Collected data:
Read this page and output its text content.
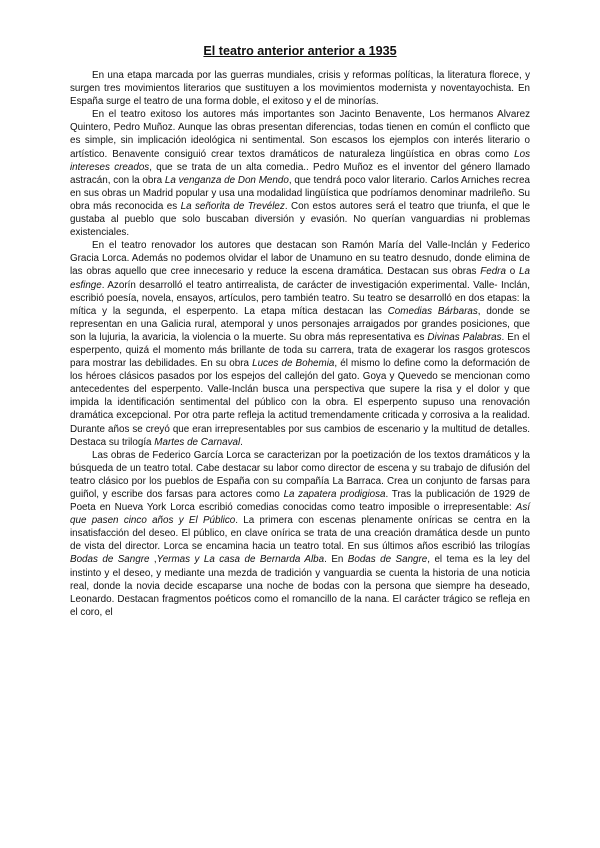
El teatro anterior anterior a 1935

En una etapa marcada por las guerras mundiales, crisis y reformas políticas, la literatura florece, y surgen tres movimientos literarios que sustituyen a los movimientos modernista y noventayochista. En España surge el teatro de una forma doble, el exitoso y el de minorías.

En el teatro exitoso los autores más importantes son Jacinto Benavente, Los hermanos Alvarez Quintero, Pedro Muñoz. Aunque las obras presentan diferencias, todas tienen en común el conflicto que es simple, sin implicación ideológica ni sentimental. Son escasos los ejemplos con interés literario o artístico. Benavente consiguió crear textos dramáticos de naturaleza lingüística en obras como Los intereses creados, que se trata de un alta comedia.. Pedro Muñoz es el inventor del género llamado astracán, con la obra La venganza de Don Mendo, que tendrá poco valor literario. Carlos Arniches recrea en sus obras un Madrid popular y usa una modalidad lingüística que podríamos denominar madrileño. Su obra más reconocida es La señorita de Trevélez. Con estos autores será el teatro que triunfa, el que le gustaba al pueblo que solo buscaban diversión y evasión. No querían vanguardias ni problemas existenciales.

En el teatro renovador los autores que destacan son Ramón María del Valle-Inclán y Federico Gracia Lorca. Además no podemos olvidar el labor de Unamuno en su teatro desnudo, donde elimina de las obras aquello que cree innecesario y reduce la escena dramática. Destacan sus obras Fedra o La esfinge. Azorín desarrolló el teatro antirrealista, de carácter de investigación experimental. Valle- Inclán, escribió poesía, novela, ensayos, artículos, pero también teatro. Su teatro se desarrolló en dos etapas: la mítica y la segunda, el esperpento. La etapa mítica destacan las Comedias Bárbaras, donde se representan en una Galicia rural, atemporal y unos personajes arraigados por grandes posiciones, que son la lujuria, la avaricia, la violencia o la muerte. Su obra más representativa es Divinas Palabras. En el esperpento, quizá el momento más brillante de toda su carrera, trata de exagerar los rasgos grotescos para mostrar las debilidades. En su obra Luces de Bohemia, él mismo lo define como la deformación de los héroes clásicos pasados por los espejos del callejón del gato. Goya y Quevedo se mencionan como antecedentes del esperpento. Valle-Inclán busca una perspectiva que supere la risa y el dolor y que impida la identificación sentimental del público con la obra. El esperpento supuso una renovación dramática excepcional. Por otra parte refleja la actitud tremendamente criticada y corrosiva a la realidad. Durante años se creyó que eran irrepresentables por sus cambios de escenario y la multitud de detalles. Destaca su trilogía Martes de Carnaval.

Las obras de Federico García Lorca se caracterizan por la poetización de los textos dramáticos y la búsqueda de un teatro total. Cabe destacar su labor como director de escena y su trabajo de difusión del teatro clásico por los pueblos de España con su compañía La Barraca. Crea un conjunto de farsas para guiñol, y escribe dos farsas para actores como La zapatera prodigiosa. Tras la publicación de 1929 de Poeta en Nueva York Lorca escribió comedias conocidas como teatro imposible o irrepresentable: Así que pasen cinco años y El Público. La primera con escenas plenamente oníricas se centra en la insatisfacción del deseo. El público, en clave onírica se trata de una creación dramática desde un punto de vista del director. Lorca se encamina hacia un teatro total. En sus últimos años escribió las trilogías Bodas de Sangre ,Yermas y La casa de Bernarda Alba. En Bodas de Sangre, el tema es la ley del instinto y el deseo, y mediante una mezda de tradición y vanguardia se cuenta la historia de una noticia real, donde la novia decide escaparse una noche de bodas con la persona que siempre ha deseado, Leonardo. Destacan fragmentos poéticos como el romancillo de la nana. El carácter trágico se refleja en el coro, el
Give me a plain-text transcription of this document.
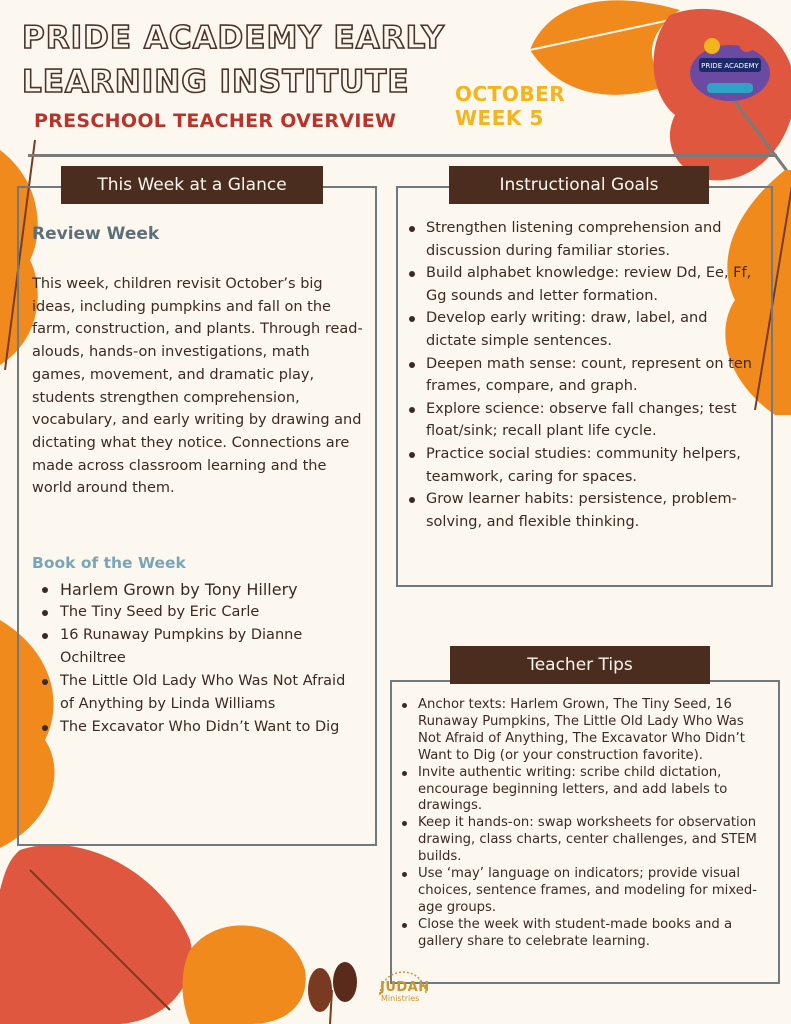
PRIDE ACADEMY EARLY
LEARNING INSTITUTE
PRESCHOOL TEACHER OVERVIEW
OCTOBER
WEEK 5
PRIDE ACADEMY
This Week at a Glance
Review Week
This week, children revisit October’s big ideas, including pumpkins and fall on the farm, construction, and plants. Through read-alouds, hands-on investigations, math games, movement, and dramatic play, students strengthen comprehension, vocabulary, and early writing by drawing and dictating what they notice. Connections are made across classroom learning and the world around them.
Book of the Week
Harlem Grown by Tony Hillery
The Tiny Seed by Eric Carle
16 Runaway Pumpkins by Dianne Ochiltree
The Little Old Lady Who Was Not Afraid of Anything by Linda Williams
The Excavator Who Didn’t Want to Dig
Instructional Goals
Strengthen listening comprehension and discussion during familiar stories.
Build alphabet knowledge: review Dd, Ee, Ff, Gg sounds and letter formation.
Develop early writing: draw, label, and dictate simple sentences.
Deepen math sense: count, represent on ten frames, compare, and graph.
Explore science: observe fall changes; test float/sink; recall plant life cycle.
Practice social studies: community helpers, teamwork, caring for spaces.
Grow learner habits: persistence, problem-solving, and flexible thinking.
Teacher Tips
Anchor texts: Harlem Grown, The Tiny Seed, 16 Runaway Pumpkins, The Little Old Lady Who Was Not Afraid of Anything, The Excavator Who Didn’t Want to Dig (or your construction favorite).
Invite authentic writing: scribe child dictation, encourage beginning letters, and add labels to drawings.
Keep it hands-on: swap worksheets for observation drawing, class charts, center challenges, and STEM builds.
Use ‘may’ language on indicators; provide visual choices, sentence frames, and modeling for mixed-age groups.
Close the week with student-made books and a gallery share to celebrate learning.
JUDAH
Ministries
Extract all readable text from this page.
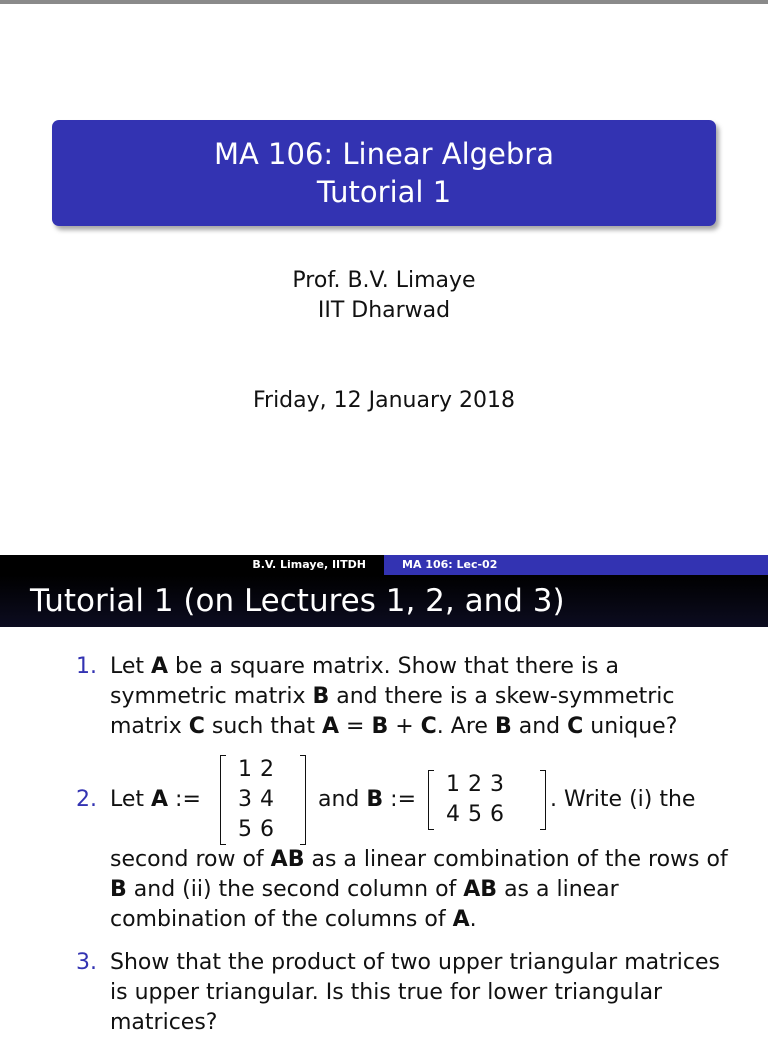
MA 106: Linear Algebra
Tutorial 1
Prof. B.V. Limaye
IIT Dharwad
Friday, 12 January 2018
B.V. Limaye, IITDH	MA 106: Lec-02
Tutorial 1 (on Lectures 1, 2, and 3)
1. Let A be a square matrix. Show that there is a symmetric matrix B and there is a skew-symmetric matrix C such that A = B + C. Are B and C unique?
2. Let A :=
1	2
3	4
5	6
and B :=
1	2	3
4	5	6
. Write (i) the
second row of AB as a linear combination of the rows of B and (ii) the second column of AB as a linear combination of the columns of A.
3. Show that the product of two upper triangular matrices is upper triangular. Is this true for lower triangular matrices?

--- GOAL OF THE EXERCISE ---
Which lines in the data above contain "frames"? Show each one.

--- SOLVED PROBLEM ---
Deepen math sense: count, represent on ten frames, compare, and graph.
Use ‘may’ language on indicators; provide visual choices, sentence frames, and modeling for mixed-age groups.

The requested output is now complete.